## WHAT THIS TASK INVOLVES
Write out every record below exactly as it appears.
-- Begin ENTRIES --
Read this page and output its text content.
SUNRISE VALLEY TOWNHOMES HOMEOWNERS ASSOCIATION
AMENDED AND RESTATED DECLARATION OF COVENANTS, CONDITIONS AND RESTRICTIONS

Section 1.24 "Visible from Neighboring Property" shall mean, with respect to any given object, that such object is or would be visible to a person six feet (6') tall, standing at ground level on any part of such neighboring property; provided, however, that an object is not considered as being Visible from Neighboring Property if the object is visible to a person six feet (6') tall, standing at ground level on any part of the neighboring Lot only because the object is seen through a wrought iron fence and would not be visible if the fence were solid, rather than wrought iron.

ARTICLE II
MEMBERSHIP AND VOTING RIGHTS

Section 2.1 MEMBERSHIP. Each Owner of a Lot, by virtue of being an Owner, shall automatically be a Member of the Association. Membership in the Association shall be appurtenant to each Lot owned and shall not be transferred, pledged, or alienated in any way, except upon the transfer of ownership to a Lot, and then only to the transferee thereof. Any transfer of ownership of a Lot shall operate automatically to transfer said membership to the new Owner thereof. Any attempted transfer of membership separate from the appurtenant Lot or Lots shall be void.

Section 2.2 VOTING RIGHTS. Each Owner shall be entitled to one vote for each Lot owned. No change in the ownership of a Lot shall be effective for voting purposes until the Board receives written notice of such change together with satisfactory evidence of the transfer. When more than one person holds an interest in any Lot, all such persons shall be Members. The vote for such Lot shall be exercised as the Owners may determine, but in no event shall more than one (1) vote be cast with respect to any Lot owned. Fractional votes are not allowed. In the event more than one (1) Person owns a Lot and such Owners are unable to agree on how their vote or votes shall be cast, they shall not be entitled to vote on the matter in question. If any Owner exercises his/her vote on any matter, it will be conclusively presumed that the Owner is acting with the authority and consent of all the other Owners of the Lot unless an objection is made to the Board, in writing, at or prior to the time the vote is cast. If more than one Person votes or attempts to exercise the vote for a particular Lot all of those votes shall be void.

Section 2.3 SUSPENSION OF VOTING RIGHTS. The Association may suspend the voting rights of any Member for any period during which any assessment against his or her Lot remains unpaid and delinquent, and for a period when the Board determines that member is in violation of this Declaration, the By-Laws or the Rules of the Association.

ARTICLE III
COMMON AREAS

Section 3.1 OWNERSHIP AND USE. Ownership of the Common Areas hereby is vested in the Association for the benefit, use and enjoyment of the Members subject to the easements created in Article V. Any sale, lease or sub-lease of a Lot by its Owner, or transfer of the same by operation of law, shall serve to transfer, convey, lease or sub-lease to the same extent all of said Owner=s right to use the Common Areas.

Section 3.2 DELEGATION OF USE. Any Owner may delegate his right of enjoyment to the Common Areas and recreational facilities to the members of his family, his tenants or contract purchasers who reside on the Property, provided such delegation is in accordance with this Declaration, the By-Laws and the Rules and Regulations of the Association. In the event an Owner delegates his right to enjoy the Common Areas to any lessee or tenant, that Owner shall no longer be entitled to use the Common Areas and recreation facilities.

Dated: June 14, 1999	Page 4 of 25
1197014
-- End ENTRIES --
## IN RESPONSE
Read this page and output its text content.
SUNRISE VALLEY TOWNHOMES HOMEOWNERS ASSOCIATION
AMENDED AND RESTATED DECLARATION OF COVENANTS, CONDITIONS AND RESTRICTIONS

Section 1.24 "Visible from Neighboring Property" shall mean, with respect to any given object, that such object is or would be visible to a person six feet (6') tall, standing at ground level on any part of such neighboring property; provided, however, that an object is not considered as being Visible from Neighboring Property if the object is visible to a person six feet (6') tall, standing at ground level on any part of the neighboring Lot only because the object is seen through a wrought iron fence and would not be visible if the fence were solid, rather than wrought iron.

ARTICLE II
MEMBERSHIP AND VOTING RIGHTS

Section 2.1 MEMBERSHIP. Each Owner of a Lot, by virtue of being an Owner, shall automatically be a Member of the Association. Membership in the Association shall be appurtenant to each Lot owned and shall not be transferred, pledged, or alienated in any way, except upon the transfer of ownership to a Lot, and then only to the transferee thereof. Any transfer of ownership of a Lot shall operate automatically to transfer said membership to the new Owner thereof. Any attempted transfer of membership separate from the appurtenant Lot or Lots shall be void.

Section 2.2 VOTING RIGHTS. Each Owner shall be entitled to one vote for each Lot owned. No change in the ownership of a Lot shall be effective for voting purposes until the Board receives written notice of such change together with satisfactory evidence of the transfer. When more than one person holds an interest in any Lot, all such persons shall be Members. The vote for such Lot shall be exercised as the Owners may determine, but in no event shall more than one (1) vote be cast with respect to any Lot owned. Fractional votes are not allowed. In the event more than one (1) Person owns a Lot and such Owners are unable to agree on how their vote or votes shall be cast, they shall not be entitled to vote on the matter in question. If any Owner exercises his/her vote on any matter, it will be conclusively presumed that the Owner is acting with the authority and consent of all the other Owners of the Lot unless an objection is made to the Board, in writing, at or prior to the time the vote is cast. If more than one Person votes or attempts to exercise the vote for a particular Lot all of those votes shall be void.

Section 2.3 SUSPENSION OF VOTING RIGHTS. The Association may suspend the voting rights of any Member for any period during which any assessment against his or her Lot remains unpaid and delinquent, and for a period when the Board determines that member is in violation of this Declaration, the By-Laws or the Rules of the Association.

ARTICLE III
COMMON AREAS

Section 3.1 OWNERSHIP AND USE. Ownership of the Common Areas hereby is vested in the Association for the benefit, use and enjoyment of the Members subject to the easements created in Article V. Any sale, lease or sub-lease of a Lot by its Owner, or transfer of the same by operation of law, shall serve to transfer, convey, lease or sub-lease to the same extent all of said Owner=s right to use the Common Areas.

Section 3.2 DELEGATION OF USE. Any Owner may delegate his right of enjoyment to the Common Areas and recreational facilities to the members of his family, his tenants or contract purchasers who reside on the Property, provided such delegation is in accordance with this Declaration, the By-Laws and the Rules and Regulations of the Association. In the event an Owner delegates his right to enjoy the Common Areas to any lessee or tenant, that Owner shall no longer be entitled to use the Common Areas and recreation facilities.

Dated: June 14, 1999	Page 4 of 25
1197014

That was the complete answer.